======== Material
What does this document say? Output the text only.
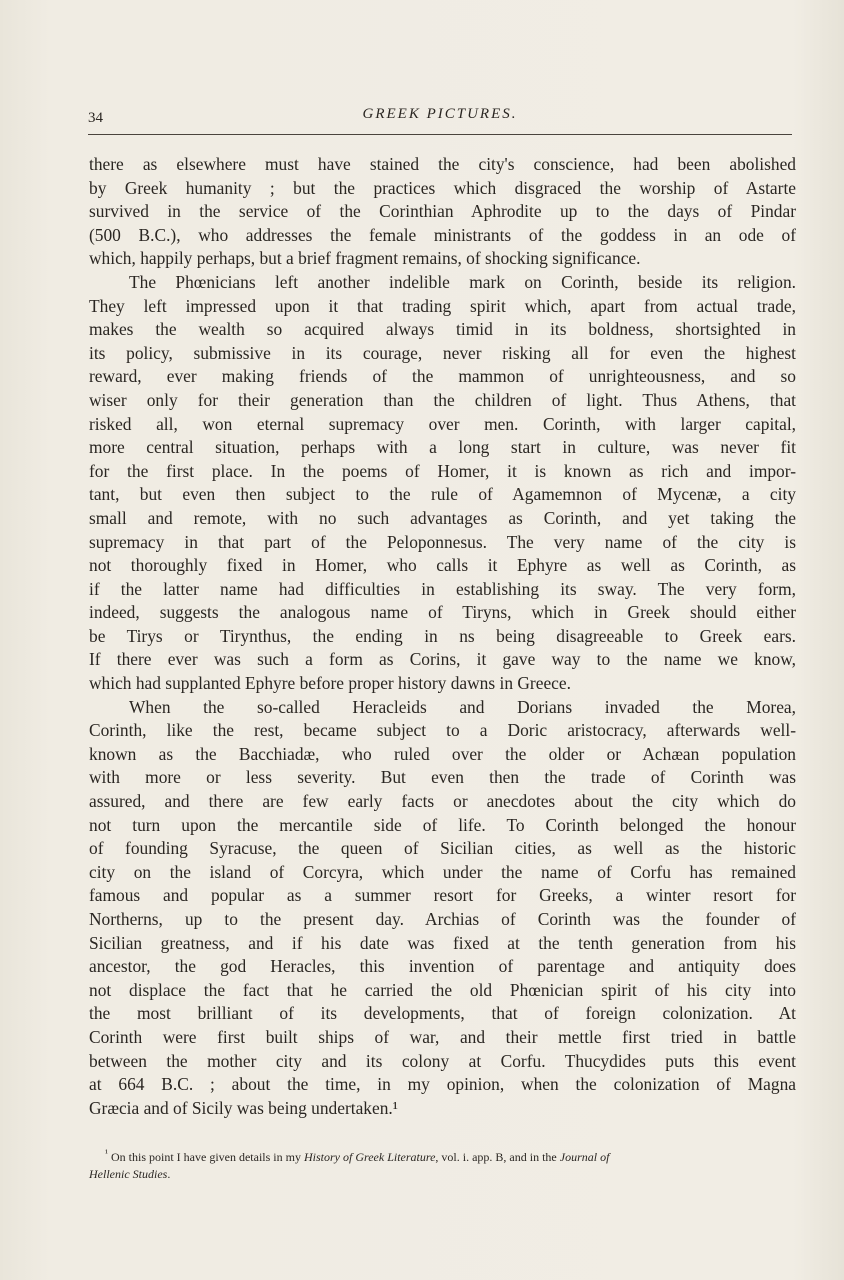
34	GREEK PICTURES.
there as elsewhere must have stained the city's conscience, had been abolished
by Greek humanity ; but the practices which disgraced the worship of Astarte
survived in the service of the Corinthian Aphrodite up to the days of Pindar
(500 B.C.), who addresses the female ministrants of the goddess in an ode of
which, happily perhaps, but a brief fragment remains, of shocking significance.
The Phœnicians left another indelible mark on Corinth, beside its religion.
They left impressed upon it that trading spirit which, apart from actual trade,
makes the wealth so acquired always timid in its boldness, shortsighted in
its policy, submissive in its courage, never risking all for even the highest
reward, ever making friends of the mammon of unrighteousness, and so
wiser only for their generation than the children of light. Thus Athens, that
risked all, won eternal supremacy over men. Corinth, with larger capital,
more central situation, perhaps with a long start in culture, was never fit
for the first place. In the poems of Homer, it is known as rich and impor-
tant, but even then subject to the rule of Agamemnon of Mycenæ, a city
small and remote, with no such advantages as Corinth, and yet taking the
supremacy in that part of the Peloponnesus. The very name of the city is
not thoroughly fixed in Homer, who calls it Ephyre as well as Corinth, as
if the latter name had difficulties in establishing its sway. The very form,
indeed, suggests the analogous name of Tiryns, which in Greek should either
be Tirys or Tirynthus, the ending in ns being disagreeable to Greek ears.
If there ever was such a form as Corins, it gave way to the name we know,
which had supplanted Ephyre before proper history dawns in Greece.
When the so-called Heracleids and Dorians invaded the Morea,
Corinth, like the rest, became subject to a Doric aristocracy, afterwards well-
known as the Bacchiadæ, who ruled over the older or Achæan population
with more or less severity. But even then the trade of Corinth was
assured, and there are few early facts or anecdotes about the city which do
not turn upon the mercantile side of life. To Corinth belonged the honour
of founding Syracuse, the queen of Sicilian cities, as well as the historic
city on the island of Corcyra, which under the name of Corfu has remained
famous and popular as a summer resort for Greeks, a winter resort for
Northerns, up to the present day. Archias of Corinth was the founder of
Sicilian greatness, and if his date was fixed at the tenth generation from his
ancestor, the god Heracles, this invention of parentage and antiquity does
not displace the fact that he carried the old Phœnician spirit of his city into
the most brilliant of its developments, that of foreign colonization. At
Corinth were first built ships of war, and their mettle first tried in battle
between the mother city and its colony at Corfu. Thucydides puts this event
at 664 B.C. ; about the time, in my opinion, when the colonization of Magna
Græcia and of Sicily was being undertaken.¹
$^{^1}$ On this point I have given details in my History of Greek Literature, vol. i. app. B, and in the Journal of
Hellenic Studies.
================
> [What is needed]
All the records above need to be given again word for word. Skip the pictures.

> [Result below]
What does this document say? Output the text only.
34	GREEK PICTURES.
there as elsewhere must have stained the city's conscience, had been abolished
by Greek humanity ; but the practices which disgraced the worship of Astarte
survived in the service of the Corinthian Aphrodite up to the days of Pindar
(500 B.C.), who addresses the female ministrants of the goddess in an ode of
which, happily perhaps, but a brief fragment remains, of shocking significance.
The Phœnicians left another indelible mark on Corinth, beside its religion.
They left impressed upon it that trading spirit which, apart from actual trade,
makes the wealth so acquired always timid in its boldness, shortsighted in
its policy, submissive in its courage, never risking all for even the highest
reward, ever making friends of the mammon of unrighteousness, and so
wiser only for their generation than the children of light. Thus Athens, that
risked all, won eternal supremacy over men. Corinth, with larger capital,
more central situation, perhaps with a long start in culture, was never fit
for the first place. In the poems of Homer, it is known as rich and impor-
tant, but even then subject to the rule of Agamemnon of Mycenæ, a city
small and remote, with no such advantages as Corinth, and yet taking the
supremacy in that part of the Peloponnesus. The very name of the city is
not thoroughly fixed in Homer, who calls it Ephyre as well as Corinth, as
if the latter name had difficulties in establishing its sway. The very form,
indeed, suggests the analogous name of Tiryns, which in Greek should either
be Tirys or Tirynthus, the ending in ns being disagreeable to Greek ears.
If there ever was such a form as Corins, it gave way to the name we know,
which had supplanted Ephyre before proper history dawns in Greece.
When the so-called Heracleids and Dorians invaded the Morea,
Corinth, like the rest, became subject to a Doric aristocracy, afterwards well-
known as the Bacchiadæ, who ruled over the older or Achæan population
with more or less severity. But even then the trade of Corinth was
assured, and there are few early facts or anecdotes about the city which do
not turn upon the mercantile side of life. To Corinth belonged the honour
of founding Syracuse, the queen of Sicilian cities, as well as the historic
city on the island of Corcyra, which under the name of Corfu has remained
famous and popular as a summer resort for Greeks, a winter resort for
Northerns, up to the present day. Archias of Corinth was the founder of
Sicilian greatness, and if his date was fixed at the tenth generation from his
ancestor, the god Heracles, this invention of parentage and antiquity does
not displace the fact that he carried the old Phœnician spirit of his city into
the most brilliant of its developments, that of foreign colonization. At
Corinth were first built ships of war, and their mettle first tried in battle
between the mother city and its colony at Corfu. Thucydides puts this event
at 664 B.C. ; about the time, in my opinion, when the colonization of Magna
Græcia and of Sicily was being undertaken.¹
$^{^1}$ On this point I have given details in my History of Greek Literature, vol. i. app. B, and in the Journal of
Hellenic Studies.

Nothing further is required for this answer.